───── DATA IN THIS EXERCISE

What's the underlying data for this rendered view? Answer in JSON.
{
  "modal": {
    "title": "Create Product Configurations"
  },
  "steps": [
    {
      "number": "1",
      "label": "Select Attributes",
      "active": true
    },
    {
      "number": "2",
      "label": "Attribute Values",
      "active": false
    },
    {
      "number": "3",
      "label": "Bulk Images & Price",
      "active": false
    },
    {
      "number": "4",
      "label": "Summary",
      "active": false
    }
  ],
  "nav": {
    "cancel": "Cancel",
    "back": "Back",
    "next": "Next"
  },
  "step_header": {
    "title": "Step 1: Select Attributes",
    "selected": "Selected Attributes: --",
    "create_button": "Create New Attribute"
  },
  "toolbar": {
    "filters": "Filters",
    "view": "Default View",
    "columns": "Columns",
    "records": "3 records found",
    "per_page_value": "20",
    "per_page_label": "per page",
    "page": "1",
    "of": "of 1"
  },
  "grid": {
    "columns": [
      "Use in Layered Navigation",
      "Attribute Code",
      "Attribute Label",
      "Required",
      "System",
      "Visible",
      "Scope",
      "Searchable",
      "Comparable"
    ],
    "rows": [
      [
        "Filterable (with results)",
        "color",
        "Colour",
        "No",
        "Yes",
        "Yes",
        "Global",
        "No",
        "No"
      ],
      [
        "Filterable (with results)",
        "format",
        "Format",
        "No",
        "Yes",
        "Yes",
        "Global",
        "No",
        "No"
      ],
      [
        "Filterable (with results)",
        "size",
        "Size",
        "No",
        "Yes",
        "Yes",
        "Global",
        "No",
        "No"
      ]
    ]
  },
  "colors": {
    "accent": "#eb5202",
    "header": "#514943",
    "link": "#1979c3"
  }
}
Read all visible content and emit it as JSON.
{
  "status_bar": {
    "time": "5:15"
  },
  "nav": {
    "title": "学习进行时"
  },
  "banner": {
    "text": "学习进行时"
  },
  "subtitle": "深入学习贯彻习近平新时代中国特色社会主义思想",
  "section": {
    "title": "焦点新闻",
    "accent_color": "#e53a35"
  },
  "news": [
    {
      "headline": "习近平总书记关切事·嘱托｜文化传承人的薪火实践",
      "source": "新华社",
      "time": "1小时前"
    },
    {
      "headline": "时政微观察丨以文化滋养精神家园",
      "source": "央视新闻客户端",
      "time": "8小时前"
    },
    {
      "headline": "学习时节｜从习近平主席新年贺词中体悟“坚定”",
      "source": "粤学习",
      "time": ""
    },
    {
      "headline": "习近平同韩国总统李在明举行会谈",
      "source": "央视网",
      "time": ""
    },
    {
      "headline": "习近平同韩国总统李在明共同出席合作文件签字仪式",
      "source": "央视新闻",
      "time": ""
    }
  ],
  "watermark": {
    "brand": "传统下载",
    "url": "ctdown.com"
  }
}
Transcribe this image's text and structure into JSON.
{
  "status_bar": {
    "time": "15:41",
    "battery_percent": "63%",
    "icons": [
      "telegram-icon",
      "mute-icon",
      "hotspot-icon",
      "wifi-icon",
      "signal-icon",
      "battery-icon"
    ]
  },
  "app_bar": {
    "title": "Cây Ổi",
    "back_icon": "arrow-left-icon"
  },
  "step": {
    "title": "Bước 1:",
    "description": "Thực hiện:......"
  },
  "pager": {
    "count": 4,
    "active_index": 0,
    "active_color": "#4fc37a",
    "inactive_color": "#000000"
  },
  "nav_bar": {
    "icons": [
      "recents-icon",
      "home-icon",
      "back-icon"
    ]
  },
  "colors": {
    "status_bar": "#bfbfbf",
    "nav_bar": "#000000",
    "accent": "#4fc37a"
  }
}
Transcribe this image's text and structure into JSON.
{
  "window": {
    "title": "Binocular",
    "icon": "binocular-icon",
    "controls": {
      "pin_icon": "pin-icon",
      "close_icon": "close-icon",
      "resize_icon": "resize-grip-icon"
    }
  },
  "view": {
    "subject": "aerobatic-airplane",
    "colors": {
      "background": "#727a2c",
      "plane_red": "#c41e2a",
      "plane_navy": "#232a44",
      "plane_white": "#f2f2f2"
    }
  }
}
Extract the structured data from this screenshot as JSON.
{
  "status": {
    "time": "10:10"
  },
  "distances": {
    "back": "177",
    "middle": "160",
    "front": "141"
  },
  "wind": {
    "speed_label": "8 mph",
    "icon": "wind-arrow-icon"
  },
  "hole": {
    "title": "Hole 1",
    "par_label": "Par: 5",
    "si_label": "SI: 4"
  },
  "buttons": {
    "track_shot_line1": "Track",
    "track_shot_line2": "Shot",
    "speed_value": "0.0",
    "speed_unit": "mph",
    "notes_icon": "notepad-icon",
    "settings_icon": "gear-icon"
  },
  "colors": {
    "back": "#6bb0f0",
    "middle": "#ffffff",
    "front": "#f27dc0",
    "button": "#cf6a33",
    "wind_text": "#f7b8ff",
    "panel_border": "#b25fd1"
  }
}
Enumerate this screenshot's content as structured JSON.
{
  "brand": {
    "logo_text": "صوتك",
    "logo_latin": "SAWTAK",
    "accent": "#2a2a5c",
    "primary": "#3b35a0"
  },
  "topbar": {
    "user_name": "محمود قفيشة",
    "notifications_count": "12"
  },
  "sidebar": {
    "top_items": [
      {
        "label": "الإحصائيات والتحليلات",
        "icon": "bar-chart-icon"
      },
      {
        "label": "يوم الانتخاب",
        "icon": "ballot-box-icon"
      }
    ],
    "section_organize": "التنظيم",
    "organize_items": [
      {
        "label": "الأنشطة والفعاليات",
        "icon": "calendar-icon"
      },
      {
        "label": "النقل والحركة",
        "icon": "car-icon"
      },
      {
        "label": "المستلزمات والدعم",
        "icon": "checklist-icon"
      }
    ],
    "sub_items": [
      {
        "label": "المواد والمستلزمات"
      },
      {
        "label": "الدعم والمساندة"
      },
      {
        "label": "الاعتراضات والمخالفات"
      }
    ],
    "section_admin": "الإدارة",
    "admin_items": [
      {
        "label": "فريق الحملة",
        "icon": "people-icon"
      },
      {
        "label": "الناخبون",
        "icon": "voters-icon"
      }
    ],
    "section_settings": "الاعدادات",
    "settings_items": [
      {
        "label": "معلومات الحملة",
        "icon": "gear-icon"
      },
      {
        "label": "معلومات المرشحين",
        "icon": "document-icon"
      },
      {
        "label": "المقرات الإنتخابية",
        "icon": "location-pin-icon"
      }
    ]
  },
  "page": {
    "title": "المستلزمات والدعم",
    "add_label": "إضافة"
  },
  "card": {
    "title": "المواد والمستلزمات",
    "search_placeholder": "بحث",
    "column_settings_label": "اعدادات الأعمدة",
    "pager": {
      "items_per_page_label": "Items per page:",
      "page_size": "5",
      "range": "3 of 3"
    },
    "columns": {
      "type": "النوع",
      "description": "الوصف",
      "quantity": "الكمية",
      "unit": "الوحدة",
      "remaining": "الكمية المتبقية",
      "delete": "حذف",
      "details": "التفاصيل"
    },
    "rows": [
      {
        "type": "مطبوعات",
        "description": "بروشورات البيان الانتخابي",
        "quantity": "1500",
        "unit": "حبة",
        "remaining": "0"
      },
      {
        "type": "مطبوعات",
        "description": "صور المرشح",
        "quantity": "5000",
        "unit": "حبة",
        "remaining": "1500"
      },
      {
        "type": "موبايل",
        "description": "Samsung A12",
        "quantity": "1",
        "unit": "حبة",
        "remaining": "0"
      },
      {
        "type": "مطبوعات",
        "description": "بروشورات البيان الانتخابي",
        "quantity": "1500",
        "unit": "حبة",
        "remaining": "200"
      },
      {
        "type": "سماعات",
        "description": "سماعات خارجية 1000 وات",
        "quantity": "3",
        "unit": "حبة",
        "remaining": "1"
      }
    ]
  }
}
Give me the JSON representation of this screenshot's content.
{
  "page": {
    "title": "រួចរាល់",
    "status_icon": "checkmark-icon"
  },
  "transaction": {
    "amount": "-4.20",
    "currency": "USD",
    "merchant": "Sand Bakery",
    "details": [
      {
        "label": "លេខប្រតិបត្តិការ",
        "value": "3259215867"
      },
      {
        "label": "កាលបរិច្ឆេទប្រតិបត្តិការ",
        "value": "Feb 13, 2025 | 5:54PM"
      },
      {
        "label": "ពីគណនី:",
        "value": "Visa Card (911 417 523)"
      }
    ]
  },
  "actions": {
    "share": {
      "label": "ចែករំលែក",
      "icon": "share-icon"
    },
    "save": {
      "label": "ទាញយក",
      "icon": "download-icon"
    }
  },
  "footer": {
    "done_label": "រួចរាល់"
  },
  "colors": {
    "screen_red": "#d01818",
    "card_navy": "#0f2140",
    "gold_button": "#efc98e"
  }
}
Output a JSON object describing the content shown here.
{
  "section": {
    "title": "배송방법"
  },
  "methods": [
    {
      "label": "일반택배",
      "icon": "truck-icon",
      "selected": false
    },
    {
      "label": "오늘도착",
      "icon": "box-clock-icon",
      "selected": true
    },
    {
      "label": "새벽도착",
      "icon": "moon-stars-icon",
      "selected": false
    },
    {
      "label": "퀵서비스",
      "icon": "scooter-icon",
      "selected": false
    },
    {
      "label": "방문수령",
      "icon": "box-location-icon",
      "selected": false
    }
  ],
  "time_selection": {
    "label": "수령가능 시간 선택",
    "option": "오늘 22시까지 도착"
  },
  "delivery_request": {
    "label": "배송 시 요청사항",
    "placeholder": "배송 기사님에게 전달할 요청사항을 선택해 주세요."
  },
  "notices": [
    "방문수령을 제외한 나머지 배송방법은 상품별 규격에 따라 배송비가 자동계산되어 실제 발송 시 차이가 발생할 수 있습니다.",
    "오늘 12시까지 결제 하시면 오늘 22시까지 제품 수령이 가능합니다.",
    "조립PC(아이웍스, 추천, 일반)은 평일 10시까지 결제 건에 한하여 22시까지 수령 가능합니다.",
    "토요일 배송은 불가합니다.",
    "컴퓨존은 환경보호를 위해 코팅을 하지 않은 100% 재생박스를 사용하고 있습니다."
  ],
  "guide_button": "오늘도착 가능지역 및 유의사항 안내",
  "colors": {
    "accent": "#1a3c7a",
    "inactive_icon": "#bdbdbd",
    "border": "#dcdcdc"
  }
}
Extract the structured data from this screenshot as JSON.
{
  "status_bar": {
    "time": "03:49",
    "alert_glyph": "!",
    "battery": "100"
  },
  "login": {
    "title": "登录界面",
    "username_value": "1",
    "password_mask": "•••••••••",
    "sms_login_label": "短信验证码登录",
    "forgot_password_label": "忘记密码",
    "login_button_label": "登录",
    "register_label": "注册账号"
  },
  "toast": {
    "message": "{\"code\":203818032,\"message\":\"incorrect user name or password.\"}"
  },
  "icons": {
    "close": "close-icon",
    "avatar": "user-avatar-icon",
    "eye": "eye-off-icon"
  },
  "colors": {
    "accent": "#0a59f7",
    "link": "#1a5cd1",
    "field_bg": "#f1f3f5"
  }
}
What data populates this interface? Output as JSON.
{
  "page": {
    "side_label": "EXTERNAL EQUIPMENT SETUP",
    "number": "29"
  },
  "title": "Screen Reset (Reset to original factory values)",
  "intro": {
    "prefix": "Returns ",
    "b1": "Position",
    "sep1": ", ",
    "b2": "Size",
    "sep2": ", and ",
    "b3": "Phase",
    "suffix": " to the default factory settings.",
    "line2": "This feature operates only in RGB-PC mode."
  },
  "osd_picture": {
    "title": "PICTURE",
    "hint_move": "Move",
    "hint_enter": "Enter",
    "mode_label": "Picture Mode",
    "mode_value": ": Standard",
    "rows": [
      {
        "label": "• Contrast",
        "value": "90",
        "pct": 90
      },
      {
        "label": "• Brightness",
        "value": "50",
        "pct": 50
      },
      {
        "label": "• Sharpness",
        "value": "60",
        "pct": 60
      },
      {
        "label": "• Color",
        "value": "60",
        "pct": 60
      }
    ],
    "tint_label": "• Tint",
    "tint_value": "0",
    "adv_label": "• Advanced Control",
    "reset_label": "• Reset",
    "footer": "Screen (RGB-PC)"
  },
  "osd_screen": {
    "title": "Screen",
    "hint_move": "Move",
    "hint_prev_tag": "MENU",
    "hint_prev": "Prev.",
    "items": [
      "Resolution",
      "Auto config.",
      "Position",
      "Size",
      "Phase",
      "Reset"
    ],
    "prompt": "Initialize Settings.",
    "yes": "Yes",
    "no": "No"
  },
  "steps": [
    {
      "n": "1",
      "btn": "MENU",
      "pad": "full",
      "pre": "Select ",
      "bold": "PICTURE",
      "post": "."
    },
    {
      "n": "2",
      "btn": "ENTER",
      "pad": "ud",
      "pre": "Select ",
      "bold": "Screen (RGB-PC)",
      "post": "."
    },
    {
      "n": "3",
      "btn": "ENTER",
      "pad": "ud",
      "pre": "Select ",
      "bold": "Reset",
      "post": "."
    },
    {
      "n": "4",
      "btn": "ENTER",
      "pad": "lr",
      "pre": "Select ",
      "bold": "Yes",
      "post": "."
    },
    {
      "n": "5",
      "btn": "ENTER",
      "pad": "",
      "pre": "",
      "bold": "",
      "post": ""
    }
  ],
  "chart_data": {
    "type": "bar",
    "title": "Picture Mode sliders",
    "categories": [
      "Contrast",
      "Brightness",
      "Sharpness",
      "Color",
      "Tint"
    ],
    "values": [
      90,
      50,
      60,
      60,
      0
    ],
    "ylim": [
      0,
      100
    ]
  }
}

──────────

• _TASK OBJECTIVE_: How many lines in the listing contain "Attributes"? Answer with the number alone.

• _SOLUTION FOR THIS TASK_: 3